We also want to emphasize the importance of owning our own websites and being aware of the platforms in which our information is housed to ensure that it is always accessible as new technologies emerge rendering previous versions or platforms outdated. By engaging in digital platforms, we must ensure that we are not participating, albeit unintentionally, to the disowning or erasure of our own information. What comes to mind here is an interview by Jamaican reggae artist, Buju Banton, where he speaks about how the changing mediums to house music now means that he must pay a membership fee to access his own music. If he does not pay that fee, he cannot access his artwork. He compares this to earlier forms of vinyl records or compact discs (CDs) that he could physically hold and know that he owned, and that did not require ongoing payment for access. However, many of the current music platforms are profit driven even if it means separating the creator from their artistry. Therefore, continuing to develop free and accessible digital content pushes back against a capitalist system that benefits from us as consumers but is not necessarily concerned with our enlightenment or well-being.

* * * * * * * * *

> _Tasks_
• 1. In the passage on owning our websites and digital information, what does Buju Banton say he must now pay to access his own music?
• 2. Write a continuation of the passage on owning our websites and digital information, starting after its final sentence.

> _Data extract_
* * * * * * * * *

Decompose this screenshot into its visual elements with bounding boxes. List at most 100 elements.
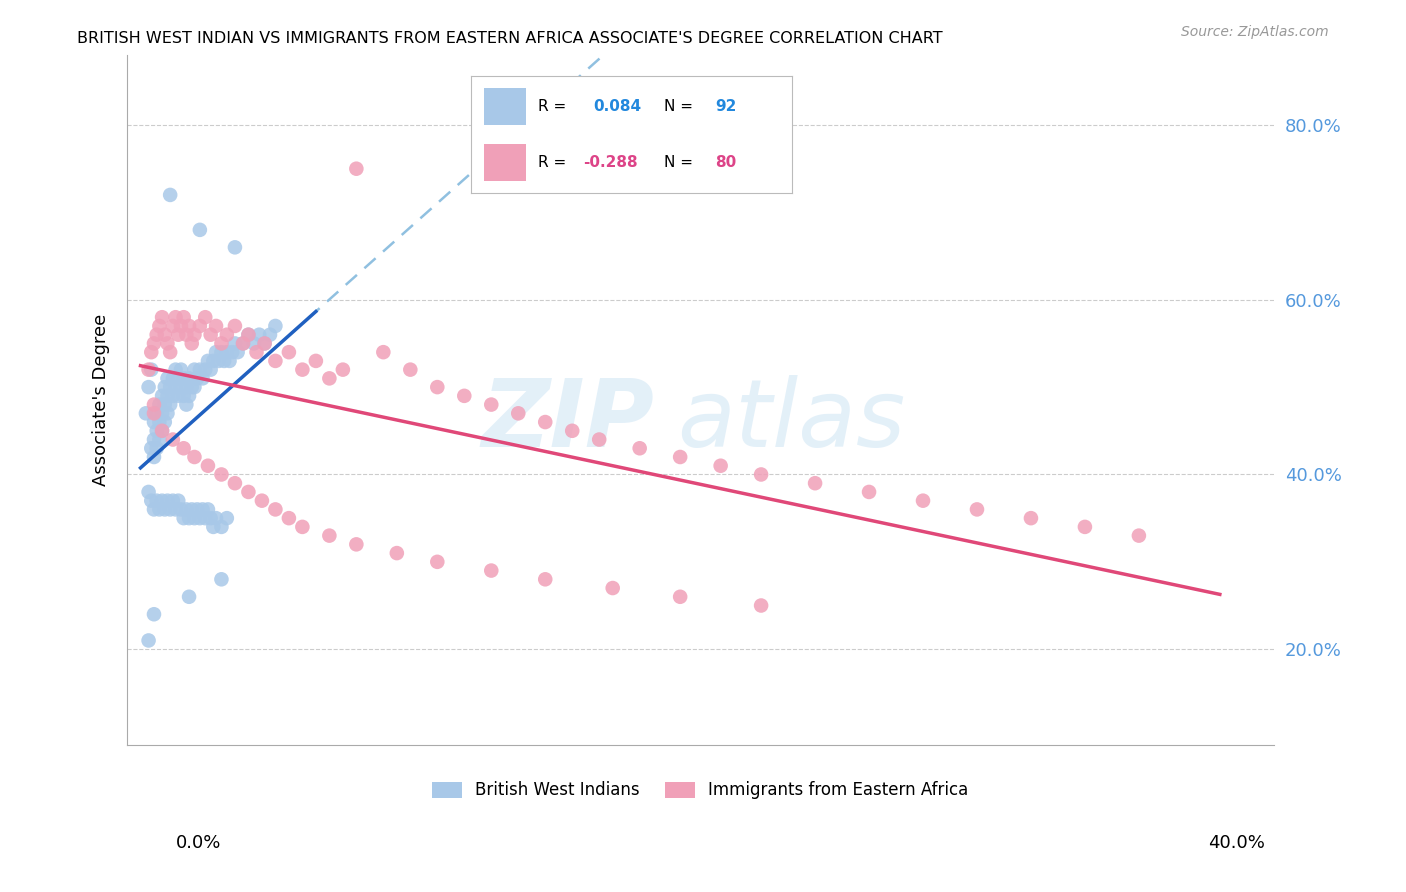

* * * * * * * * *

> _Answers given_
• 1. A membership fee.

• 2.
New Beginnings: Evaluate your Movement, Create Space

We have often mused that the Black community in Hamilton can be loosely organized into two overarching groups when addressing systemic oppression and inequities experienced in the city: namely the Martin Luthur King Jr. camp and the Malcolm X camp (with community members also falling somewhere on an invisible continuum between the two). We don’t believe that this make-up is necessarily unique to Hamilton because the naming alone refers to two important civil rights leaders in the United States of America. However, the reference to these two historical figures speaks to the differing, yet connected, approaches to the liberation of Black communities that tends to play out in various geographical locations and time periods – from our vantage point as Black people and residents of Hamilton, we consider the city to be one such area.

Given the similarities in challenges and tensions that continue to arise for each generation, we think it is a useful exercise to provide our reflections on how these differing schools of thought have impacted our community organizing locally. Our intention here is not to oversimplify the complexities and convergences of these two historical figures, but rather to provide a reference point that can foreground the tensions we have experienced – ones that we believe will continue to occur in various capacities. With our discussion here, we hope to minimize the possibilities of future divisions and strengthen the resolve of burgeoning movements locally.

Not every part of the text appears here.